Task ▸ Print the entries in full, word for word, but not the pictures.

Task inputs ▸
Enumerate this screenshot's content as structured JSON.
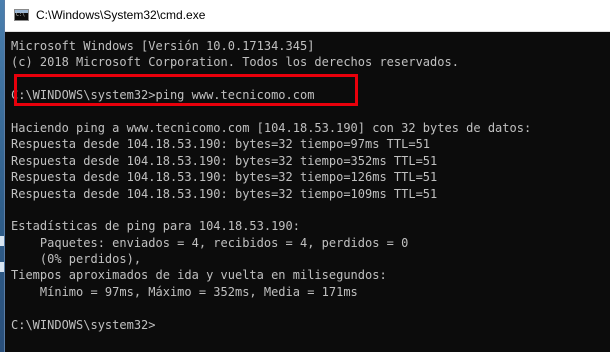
{
  "window": {
    "title": "C:\\Windows\\System32\\cmd.exe",
    "icon": "cmd-icon"
  },
  "console": {
    "lines": [
      "Microsoft Windows [Versión 10.0.17134.345]",
      "(c) 2018 Microsoft Corporation. Todos los derechos reservados.",
      "",
      "C:\\WINDOWS\\system32>ping www.tecnicomo.com",
      "",
      "Haciendo ping a www.tecnicomo.com [104.18.53.190] con 32 bytes de datos:",
      "Respuesta desde 104.18.53.190: bytes=32 tiempo=97ms TTL=51",
      "Respuesta desde 104.18.53.190: bytes=32 tiempo=352ms TTL=51",
      "Respuesta desde 104.18.53.190: bytes=32 tiempo=126ms TTL=51",
      "Respuesta desde 104.18.53.190: bytes=32 tiempo=109ms TTL=51",
      "",
      "Estadísticas de ping para 104.18.53.190:",
      "    Paquetes: enviados = 4, recibidos = 4, perdidos = 0",
      "    (0% perdidos),",
      "Tiempos aproximados de ida y vuelta en milisegundos:",
      "    Mínimo = 97ms, Máximo = 352ms, Media = 171ms",
      "",
      "C:\\WINDOWS\\system32>"
    ]
  },
  "colors": {
    "console_bg": "#0c0c0c",
    "console_text": "#c0c0c0",
    "highlight": "#e8000b"
  }
}
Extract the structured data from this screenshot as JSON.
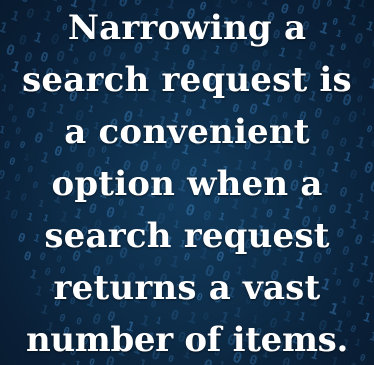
{
  "quote": {
    "lines": [
      "Narrowing a",
      "search request is",
      "a convenient",
      "option when a",
      "search request",
      "returns a vast",
      "number of items."
    ]
  },
  "background": {
    "base_color": "#0d2c48",
    "digit_color": "#3f86c4",
    "description_icon": "binary-digits-pattern"
  },
  "colors": {
    "text": "#ffffff"
  }
}
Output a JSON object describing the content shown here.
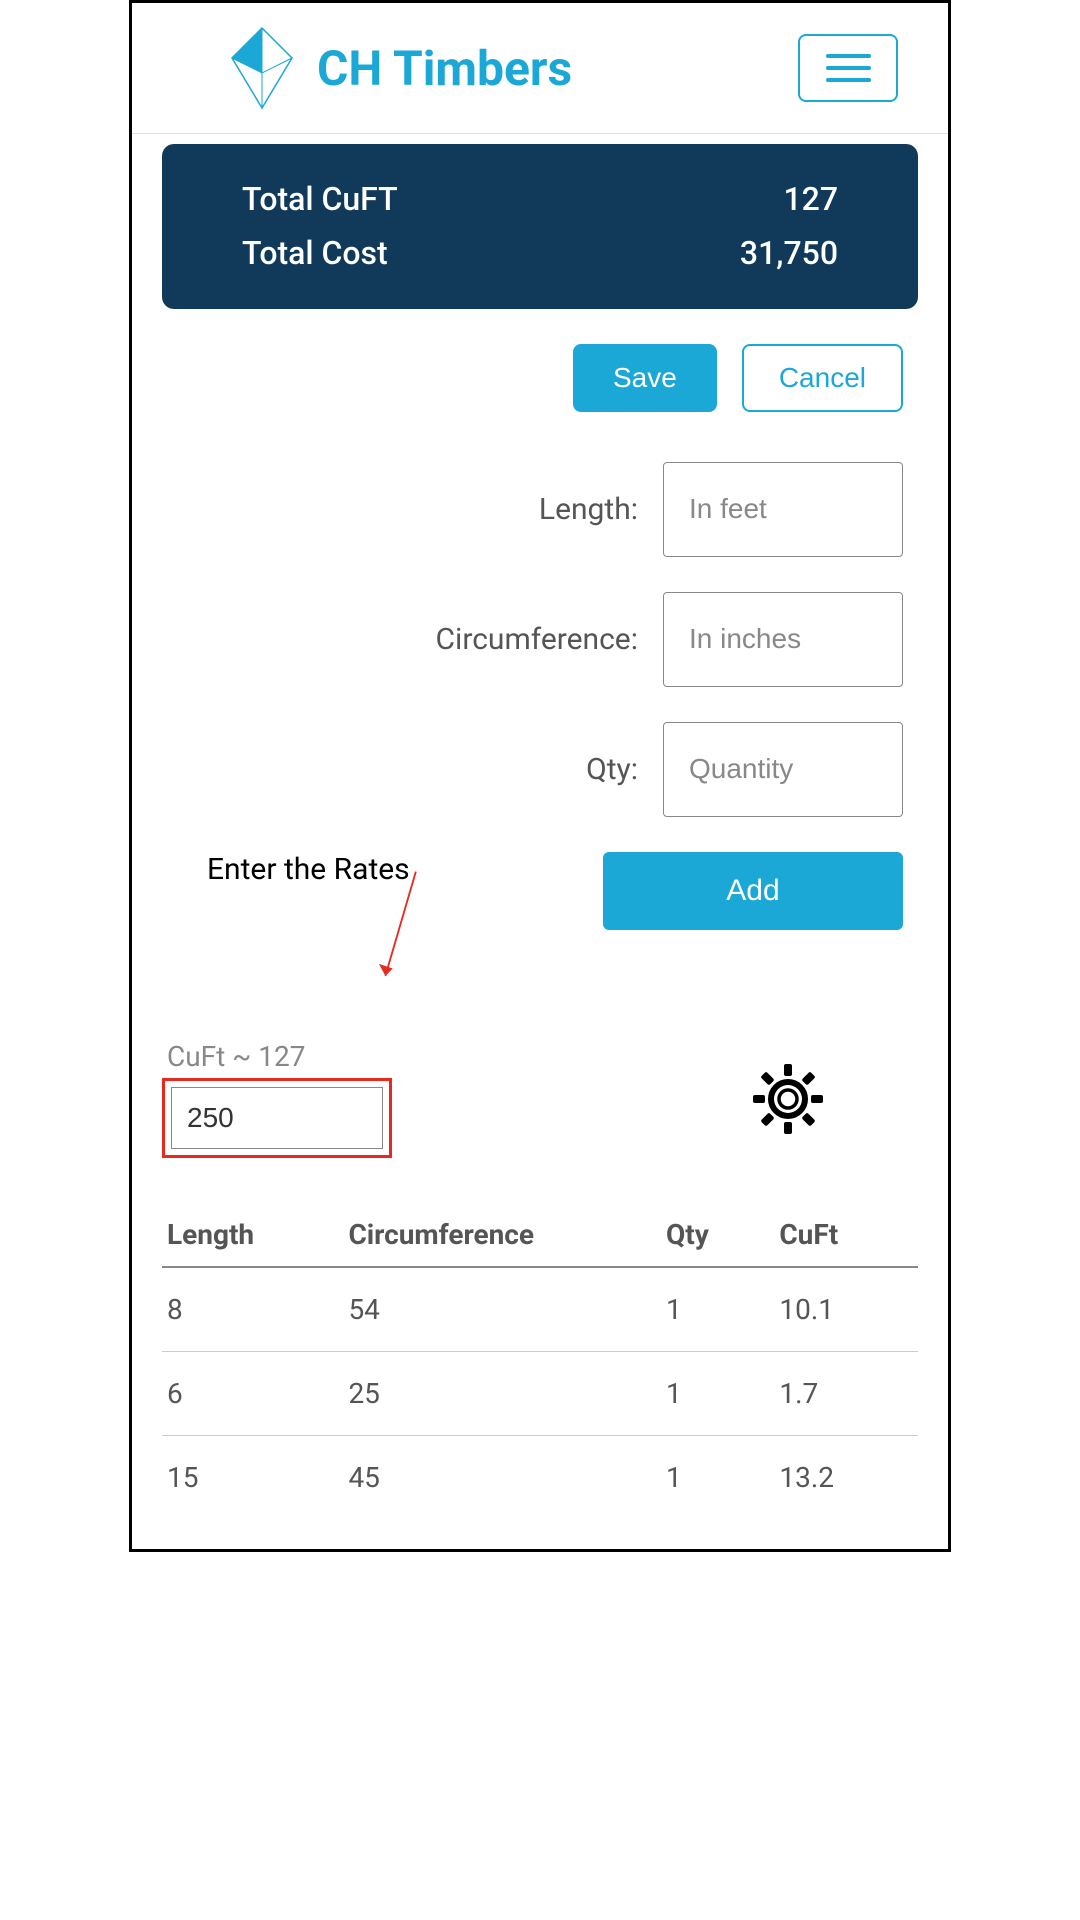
{
  "header": {
    "brand": "CH Timbers"
  },
  "totals": {
    "cuft_label": "Total CuFT",
    "cuft_value": "127",
    "cost_label": "Total Cost",
    "cost_value": "31,750"
  },
  "actions": {
    "save_label": "Save",
    "cancel_label": "Cancel",
    "add_label": "Add"
  },
  "form": {
    "length_label": "Length:",
    "length_placeholder": "In feet",
    "circumference_label": "Circumference:",
    "circumference_placeholder": "In inches",
    "qty_label": "Qty:",
    "qty_placeholder": "Quantity"
  },
  "annotation": {
    "rates_text": "Enter the Rates"
  },
  "cuft": {
    "label": "CuFt ~ 127",
    "rate_value": "250"
  },
  "table": {
    "headers": {
      "length": "Length",
      "circumference": "Circumference",
      "qty": "Qty",
      "cuft": "CuFt"
    },
    "rows": [
      {
        "length": "8",
        "circumference": "54",
        "qty": "1",
        "cuft": "10.1"
      },
      {
        "length": "6",
        "circumference": "25",
        "qty": "1",
        "cuft": "1.7"
      },
      {
        "length": "15",
        "circumference": "45",
        "qty": "1",
        "cuft": "13.2"
      }
    ]
  }
}
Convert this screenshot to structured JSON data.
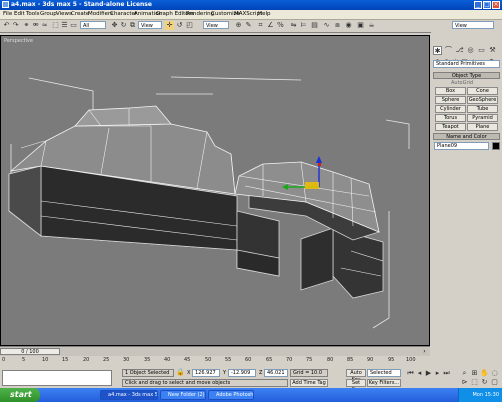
{
  "window": {
    "title": "a4.max - 3ds max 5 - Stand-alone License"
  },
  "menu": [
    "File",
    "Edit",
    "Tools",
    "Group",
    "Views",
    "Create",
    "Modifiers",
    "Character",
    "Animation",
    "Graph Editors",
    "Rendering",
    "Customize",
    "MAXScript",
    "Help"
  ],
  "toolbar": {
    "filter_value": "All",
    "ref_coord_value": "View",
    "view_dropdown": "View"
  },
  "viewport": {
    "label": "Perspective"
  },
  "command_panel": {
    "category_dropdown": "Standard Primitives",
    "object_type_header": "Object Type",
    "autogrid_label": "AutoGrid",
    "object_buttons": [
      "Box",
      "Cone",
      "Sphere",
      "GeoSphere",
      "Cylinder",
      "Tube",
      "Torus",
      "Pyramid",
      "Teapot",
      "Plane"
    ],
    "name_color_header": "Name and Color",
    "object_name": "Plane09",
    "object_color": "#000000"
  },
  "timeline": {
    "frame_display": "0 / 100",
    "ticks": [
      "0",
      "5",
      "10",
      "15",
      "20",
      "25",
      "30",
      "35",
      "40",
      "45",
      "50",
      "55",
      "60",
      "65",
      "70",
      "75",
      "80",
      "85",
      "90",
      "95",
      "100"
    ]
  },
  "status": {
    "selection": "1 Object Selected",
    "prompt": "Click and drag to select and move objects",
    "x_label": "X",
    "x_value": "126.927",
    "y_label": "Y",
    "y_value": "-12.909",
    "z_label": "Z",
    "z_value": "46.021",
    "grid": "Grid = 10.0",
    "add_time_tag": "Add Time Tag",
    "auto_key": "Auto Key",
    "set_key": "Set Key",
    "selected_value": "Selected",
    "key_filters": "Key Filters..."
  },
  "taskbar": {
    "start": "start",
    "tasks": [
      "a4.max - 3ds max 5 ...",
      "New Folder (2)",
      "Adobe Photoshop"
    ],
    "clock": "Mon 15:30"
  },
  "colors": {
    "viewport_bg": "#7b7b7b",
    "titlebar": "#0a5fd8",
    "taskbar": "#245edb",
    "start": "#3a9a34"
  }
}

Written response ▸
Enumerate this screenshot's content as structured JSON.
{
  "window": {
    "title": "C:\\Windows\\System32\\cmd.exe",
    "icon": "cmd-icon"
  },
  "console": {
    "lines": [
      "Microsoft Windows [Versión 10.0.17134.345]",
      "(c) 2018 Microsoft Corporation. Todos los derechos reservados.",
      "",
      "C:\\WINDOWS\\system32>ping www.tecnicomo.com",
      "",
      "Haciendo ping a www.tecnicomo.com [104.18.53.190] con 32 bytes de datos:",
      "Respuesta desde 104.18.53.190: bytes=32 tiempo=97ms TTL=51",
      "Respuesta desde 104.18.53.190: bytes=32 tiempo=352ms TTL=51",
      "Respuesta desde 104.18.53.190: bytes=32 tiempo=126ms TTL=51",
      "Respuesta desde 104.18.53.190: bytes=32 tiempo=109ms TTL=51",
      "",
      "Estadísticas de ping para 104.18.53.190:",
      "    Paquetes: enviados = 4, recibidos = 4, perdidos = 0",
      "    (0% perdidos),",
      "Tiempos aproximados de ida y vuelta en milisegundos:",
      "    Mínimo = 97ms, Máximo = 352ms, Media = 171ms",
      "",
      "C:\\WINDOWS\\system32>"
    ]
  },
  "colors": {
    "console_bg": "#0c0c0c",
    "console_text": "#c0c0c0",
    "highlight": "#e8000b"
  }
}
Extract the structured data from this screenshot as JSON.
{
  "quote": {
    "lines": [
      "Narrowing a",
      "search request is",
      "a convenient",
      "option when a",
      "search request",
      "returns a vast",
      "number of items."
    ]
  },
  "background": {
    "base_color": "#0d2c48",
    "digit_color": "#3f86c4",
    "description_icon": "binary-digits-pattern"
  },
  "colors": {
    "text": "#ffffff"
  }
}
Output a JSON object describing the content shown here.
{
  "header": {
    "brand": "CH Timbers"
  },
  "totals": {
    "cuft_label": "Total CuFT",
    "cuft_value": "127",
    "cost_label": "Total Cost",
    "cost_value": "31,750"
  },
  "actions": {
    "save_label": "Save",
    "cancel_label": "Cancel",
    "add_label": "Add"
  },
  "form": {
    "length_label": "Length:",
    "length_placeholder": "In feet",
    "circumference_label": "Circumference:",
    "circumference_placeholder": "In inches",
    "qty_label": "Qty:",
    "qty_placeholder": "Quantity"
  },
  "annotation": {
    "rates_text": "Enter the Rates"
  },
  "cuft": {
    "label": "CuFt ~ 127",
    "rate_value": "250"
  },
  "table": {
    "headers": {
      "length": "Length",
      "circumference": "Circumference",
      "qty": "Qty",
      "cuft": "CuFt"
    },
    "rows": [
      {
        "length": "8",
        "circumference": "54",
        "qty": "1",
        "cuft": "10.1"
      },
      {
        "length": "6",
        "circumference": "25",
        "qty": "1",
        "cuft": "1.7"
      },
      {
        "length": "15",
        "circumference": "45",
        "qty": "1",
        "cuft": "13.2"
      }
    ]
  }
}
Convert this screenshot to structured JSON data.
{
  "window": {
    "title": "a4.max - 3ds max 5 - Stand-alone License"
  },
  "menu": [
    "File",
    "Edit",
    "Tools",
    "Group",
    "Views",
    "Create",
    "Modifiers",
    "Character",
    "Animation",
    "Graph Editors",
    "Rendering",
    "Customize",
    "MAXScript",
    "Help"
  ],
  "toolbar": {
    "filter_value": "All",
    "ref_coord_value": "View",
    "view_dropdown": "View"
  },
  "viewport": {
    "label": "Perspective"
  },
  "command_panel": {
    "category_dropdown": "Standard Primitives",
    "object_type_header": "Object Type",
    "autogrid_label": "AutoGrid",
    "object_buttons": [
      "Box",
      "Cone",
      "Sphere",
      "GeoSphere",
      "Cylinder",
      "Tube",
      "Torus",
      "Pyramid",
      "Teapot",
      "Plane"
    ],
    "name_color_header": "Name and Color",
    "object_name": "Plane09",
    "object_color": "#000000"
  },
  "timeline": {
    "frame_display": "0 / 100",
    "ticks": [
      "0",
      "5",
      "10",
      "15",
      "20",
      "25",
      "30",
      "35",
      "40",
      "45",
      "50",
      "55",
      "60",
      "65",
      "70",
      "75",
      "80",
      "85",
      "90",
      "95",
      "100"
    ]
  },
  "status": {
    "selection": "1 Object Selected",
    "prompt": "Click and drag to select and move objects",
    "x_label": "X",
    "x_value": "126.927",
    "y_label": "Y",
    "y_value": "-12.909",
    "z_label": "Z",
    "z_value": "46.021",
    "grid": "Grid = 10.0",
    "add_time_tag": "Add Time Tag",
    "auto_key": "Auto Key",
    "set_key": "Set Key",
    "selected_value": "Selected",
    "key_filters": "Key Filters..."
  },
  "taskbar": {
    "start": "start",
    "tasks": [
      "a4.max - 3ds max 5 ...",
      "New Folder (2)",
      "Adobe Photoshop"
    ],
    "clock": "Mon 15:30"
  },
  "colors": {
    "viewport_bg": "#7b7b7b",
    "titlebar": "#0a5fd8",
    "taskbar": "#245edb",
    "start": "#3a9a34"
  }
}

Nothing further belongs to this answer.